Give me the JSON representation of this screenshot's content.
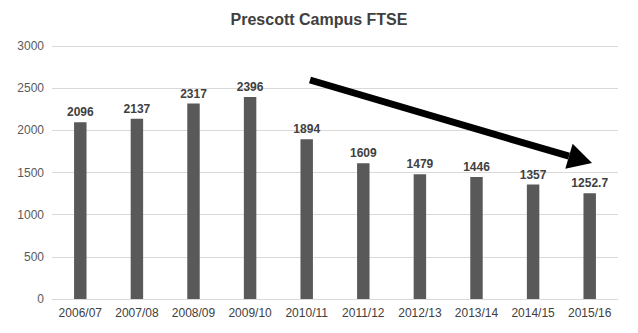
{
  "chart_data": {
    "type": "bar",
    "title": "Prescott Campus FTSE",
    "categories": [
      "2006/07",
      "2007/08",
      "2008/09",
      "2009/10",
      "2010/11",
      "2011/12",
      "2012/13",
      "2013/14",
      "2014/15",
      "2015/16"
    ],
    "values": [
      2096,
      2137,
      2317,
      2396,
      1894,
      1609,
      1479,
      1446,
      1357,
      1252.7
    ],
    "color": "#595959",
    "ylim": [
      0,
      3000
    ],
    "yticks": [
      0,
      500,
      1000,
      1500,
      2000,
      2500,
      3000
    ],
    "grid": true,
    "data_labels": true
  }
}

━━━━━━━━━━

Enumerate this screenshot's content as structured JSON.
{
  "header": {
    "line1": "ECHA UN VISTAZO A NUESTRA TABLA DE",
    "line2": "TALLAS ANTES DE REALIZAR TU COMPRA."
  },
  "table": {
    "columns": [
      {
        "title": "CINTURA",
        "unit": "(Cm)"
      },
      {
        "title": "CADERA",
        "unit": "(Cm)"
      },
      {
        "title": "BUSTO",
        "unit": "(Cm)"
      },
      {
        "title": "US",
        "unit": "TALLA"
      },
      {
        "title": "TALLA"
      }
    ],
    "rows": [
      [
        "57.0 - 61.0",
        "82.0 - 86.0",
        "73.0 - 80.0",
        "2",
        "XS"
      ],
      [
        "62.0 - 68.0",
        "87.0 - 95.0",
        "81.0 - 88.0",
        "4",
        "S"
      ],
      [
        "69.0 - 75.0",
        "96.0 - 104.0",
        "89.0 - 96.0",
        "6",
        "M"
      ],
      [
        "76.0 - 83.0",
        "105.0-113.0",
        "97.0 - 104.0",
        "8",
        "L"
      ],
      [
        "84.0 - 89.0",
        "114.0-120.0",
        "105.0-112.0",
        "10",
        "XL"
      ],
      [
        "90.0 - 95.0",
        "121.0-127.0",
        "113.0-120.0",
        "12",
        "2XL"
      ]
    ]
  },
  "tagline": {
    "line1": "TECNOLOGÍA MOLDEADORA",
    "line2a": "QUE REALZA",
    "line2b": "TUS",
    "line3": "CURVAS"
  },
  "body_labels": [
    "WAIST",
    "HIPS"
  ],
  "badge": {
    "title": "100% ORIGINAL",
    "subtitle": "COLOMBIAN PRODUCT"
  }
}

━━━━━━━━━━

PROMPT
Within the records above, how many lines include the word "content"? State the number by itself.

EXERCISE OUTPUT
2